=== Source records ===

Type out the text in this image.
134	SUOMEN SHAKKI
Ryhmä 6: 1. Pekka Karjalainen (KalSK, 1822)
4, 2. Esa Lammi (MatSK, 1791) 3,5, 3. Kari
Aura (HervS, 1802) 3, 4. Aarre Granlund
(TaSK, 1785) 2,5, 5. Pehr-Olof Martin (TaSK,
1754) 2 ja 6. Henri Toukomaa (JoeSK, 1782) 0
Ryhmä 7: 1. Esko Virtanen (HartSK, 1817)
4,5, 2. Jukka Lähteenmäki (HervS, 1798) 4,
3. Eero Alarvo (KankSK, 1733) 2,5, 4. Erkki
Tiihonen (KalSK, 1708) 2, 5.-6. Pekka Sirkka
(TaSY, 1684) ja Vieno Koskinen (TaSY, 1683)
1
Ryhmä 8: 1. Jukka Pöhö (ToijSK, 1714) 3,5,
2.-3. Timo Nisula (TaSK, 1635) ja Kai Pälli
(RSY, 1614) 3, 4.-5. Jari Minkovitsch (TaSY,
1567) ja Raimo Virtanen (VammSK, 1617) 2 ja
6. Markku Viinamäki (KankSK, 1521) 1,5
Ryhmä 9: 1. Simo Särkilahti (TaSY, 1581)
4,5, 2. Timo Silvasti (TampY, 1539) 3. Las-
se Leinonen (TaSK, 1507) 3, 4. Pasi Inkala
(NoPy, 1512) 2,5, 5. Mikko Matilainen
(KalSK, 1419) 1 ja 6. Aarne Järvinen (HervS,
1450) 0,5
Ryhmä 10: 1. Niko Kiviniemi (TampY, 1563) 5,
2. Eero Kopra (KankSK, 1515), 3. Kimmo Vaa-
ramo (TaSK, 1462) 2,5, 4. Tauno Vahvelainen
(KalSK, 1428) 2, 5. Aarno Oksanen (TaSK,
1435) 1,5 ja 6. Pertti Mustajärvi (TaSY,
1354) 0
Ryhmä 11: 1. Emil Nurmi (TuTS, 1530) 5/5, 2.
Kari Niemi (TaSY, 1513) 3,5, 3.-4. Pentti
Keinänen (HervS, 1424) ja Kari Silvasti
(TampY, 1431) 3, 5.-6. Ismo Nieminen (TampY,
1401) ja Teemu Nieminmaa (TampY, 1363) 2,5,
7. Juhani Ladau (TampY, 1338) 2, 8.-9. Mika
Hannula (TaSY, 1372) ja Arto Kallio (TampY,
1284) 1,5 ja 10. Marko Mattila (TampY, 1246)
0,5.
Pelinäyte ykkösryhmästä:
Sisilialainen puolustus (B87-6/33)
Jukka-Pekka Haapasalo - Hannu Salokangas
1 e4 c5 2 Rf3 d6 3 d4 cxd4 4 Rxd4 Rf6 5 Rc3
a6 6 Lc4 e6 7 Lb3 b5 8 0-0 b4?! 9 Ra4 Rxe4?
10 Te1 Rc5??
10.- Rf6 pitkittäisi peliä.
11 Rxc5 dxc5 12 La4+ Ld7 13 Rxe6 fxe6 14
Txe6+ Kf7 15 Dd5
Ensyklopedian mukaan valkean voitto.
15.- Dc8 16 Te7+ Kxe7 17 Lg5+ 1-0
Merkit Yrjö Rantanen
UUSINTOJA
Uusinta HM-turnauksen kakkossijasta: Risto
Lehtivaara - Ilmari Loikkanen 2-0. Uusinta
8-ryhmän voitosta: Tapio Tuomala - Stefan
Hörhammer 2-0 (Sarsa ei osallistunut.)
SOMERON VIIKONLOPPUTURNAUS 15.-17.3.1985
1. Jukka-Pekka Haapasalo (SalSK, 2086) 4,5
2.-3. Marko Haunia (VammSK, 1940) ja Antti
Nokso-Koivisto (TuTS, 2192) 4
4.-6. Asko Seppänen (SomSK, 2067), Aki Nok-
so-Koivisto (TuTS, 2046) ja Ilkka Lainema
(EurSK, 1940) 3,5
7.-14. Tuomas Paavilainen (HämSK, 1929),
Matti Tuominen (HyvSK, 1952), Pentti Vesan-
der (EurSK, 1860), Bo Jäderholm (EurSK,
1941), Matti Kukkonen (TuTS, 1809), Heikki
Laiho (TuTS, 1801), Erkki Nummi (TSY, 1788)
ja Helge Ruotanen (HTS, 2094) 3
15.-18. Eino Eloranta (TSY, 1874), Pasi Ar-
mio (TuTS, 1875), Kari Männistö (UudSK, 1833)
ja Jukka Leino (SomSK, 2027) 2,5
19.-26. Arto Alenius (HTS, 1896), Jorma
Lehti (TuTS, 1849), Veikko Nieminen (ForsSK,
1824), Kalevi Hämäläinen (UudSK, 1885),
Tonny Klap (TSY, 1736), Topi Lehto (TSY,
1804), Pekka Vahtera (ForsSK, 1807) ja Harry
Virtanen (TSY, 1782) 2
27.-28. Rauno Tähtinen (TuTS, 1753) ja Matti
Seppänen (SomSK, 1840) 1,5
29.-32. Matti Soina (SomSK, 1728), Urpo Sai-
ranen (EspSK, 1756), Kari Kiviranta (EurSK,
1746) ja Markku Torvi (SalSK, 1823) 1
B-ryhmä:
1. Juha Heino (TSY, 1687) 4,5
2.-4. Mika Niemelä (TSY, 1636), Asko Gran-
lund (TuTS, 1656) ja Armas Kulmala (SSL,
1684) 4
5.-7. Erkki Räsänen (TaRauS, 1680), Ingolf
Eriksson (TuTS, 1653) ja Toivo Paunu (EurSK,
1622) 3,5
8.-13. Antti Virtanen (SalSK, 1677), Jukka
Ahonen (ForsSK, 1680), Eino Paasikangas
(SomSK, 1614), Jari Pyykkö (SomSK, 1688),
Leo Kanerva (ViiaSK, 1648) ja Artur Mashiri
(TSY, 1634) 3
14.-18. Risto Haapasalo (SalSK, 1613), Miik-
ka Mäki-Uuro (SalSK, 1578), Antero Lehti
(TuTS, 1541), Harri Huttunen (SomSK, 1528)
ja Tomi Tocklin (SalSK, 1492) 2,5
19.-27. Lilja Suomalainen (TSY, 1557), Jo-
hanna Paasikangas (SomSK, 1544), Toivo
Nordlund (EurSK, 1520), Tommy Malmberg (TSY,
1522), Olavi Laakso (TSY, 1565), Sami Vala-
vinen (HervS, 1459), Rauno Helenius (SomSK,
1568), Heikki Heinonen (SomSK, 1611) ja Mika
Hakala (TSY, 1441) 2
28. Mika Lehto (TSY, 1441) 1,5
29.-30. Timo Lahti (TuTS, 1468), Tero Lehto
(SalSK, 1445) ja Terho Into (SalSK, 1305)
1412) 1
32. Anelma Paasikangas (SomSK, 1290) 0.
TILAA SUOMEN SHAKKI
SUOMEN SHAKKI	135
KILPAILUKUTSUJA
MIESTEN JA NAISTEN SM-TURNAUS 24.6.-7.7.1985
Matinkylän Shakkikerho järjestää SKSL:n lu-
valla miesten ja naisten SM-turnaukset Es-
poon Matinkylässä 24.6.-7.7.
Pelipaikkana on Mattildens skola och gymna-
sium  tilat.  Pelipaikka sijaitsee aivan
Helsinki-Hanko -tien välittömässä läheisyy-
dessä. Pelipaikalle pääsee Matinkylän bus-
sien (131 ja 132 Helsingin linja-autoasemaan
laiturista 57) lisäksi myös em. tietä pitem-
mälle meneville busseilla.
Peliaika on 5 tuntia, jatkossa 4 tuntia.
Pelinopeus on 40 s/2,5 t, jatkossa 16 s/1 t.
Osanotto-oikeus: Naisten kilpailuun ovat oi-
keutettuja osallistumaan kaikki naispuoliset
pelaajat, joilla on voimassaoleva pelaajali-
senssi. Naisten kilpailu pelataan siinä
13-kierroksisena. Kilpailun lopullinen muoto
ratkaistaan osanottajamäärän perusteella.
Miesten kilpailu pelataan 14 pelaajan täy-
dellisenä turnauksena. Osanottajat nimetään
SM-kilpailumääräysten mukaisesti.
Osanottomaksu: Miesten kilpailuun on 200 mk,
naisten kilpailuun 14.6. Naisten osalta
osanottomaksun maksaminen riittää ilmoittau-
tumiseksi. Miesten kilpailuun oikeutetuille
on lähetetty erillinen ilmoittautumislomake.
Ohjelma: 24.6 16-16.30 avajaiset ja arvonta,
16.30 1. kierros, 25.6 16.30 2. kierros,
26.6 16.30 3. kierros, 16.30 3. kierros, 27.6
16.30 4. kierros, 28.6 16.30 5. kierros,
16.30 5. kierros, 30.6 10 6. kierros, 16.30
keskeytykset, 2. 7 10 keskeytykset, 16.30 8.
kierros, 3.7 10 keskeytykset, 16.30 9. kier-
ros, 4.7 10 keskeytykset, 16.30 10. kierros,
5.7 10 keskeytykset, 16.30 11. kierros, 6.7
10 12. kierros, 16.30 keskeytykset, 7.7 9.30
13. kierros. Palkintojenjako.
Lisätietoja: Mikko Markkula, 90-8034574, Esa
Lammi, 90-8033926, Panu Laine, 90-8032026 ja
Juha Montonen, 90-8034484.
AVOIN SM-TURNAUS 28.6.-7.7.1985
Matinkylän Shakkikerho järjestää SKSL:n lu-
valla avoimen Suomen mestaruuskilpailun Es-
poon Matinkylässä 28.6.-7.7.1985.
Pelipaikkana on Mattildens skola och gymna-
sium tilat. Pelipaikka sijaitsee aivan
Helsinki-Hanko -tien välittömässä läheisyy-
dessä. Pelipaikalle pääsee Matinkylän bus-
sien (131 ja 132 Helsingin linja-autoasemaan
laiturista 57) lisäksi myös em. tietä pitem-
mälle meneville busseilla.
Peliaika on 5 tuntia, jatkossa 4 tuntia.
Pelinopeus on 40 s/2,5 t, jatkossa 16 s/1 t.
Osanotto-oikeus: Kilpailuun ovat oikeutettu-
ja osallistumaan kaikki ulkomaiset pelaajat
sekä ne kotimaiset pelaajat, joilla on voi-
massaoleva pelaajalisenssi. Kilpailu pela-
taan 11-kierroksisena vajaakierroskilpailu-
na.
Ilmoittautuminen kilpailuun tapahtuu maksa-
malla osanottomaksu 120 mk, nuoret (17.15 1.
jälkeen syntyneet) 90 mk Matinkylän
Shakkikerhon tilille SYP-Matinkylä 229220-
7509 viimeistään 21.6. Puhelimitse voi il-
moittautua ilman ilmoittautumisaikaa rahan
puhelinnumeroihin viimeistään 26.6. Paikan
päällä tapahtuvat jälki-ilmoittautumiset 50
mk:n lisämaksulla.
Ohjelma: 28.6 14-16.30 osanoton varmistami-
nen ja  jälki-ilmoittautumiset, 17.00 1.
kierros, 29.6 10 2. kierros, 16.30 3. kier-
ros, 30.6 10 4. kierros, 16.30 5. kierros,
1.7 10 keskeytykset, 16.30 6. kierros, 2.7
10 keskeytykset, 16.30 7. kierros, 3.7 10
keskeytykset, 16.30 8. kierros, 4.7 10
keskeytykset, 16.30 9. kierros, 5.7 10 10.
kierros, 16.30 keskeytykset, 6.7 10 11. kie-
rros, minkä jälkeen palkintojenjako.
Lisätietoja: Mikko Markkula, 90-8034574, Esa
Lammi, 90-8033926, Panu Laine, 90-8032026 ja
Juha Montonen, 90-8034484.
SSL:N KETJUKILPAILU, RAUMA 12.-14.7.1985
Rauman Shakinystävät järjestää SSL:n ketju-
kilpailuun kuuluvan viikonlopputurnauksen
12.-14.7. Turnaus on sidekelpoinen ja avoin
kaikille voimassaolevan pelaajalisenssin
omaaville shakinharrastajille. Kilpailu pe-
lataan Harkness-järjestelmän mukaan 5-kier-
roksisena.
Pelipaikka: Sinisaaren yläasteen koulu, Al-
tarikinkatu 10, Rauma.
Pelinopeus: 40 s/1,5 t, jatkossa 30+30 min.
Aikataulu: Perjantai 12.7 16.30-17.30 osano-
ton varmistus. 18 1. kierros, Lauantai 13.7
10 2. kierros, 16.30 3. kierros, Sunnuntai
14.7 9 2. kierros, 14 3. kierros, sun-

===

▸ The problem
Say how many lines in the records above hold "Heikki", and give no other text.

▸ Finished task
2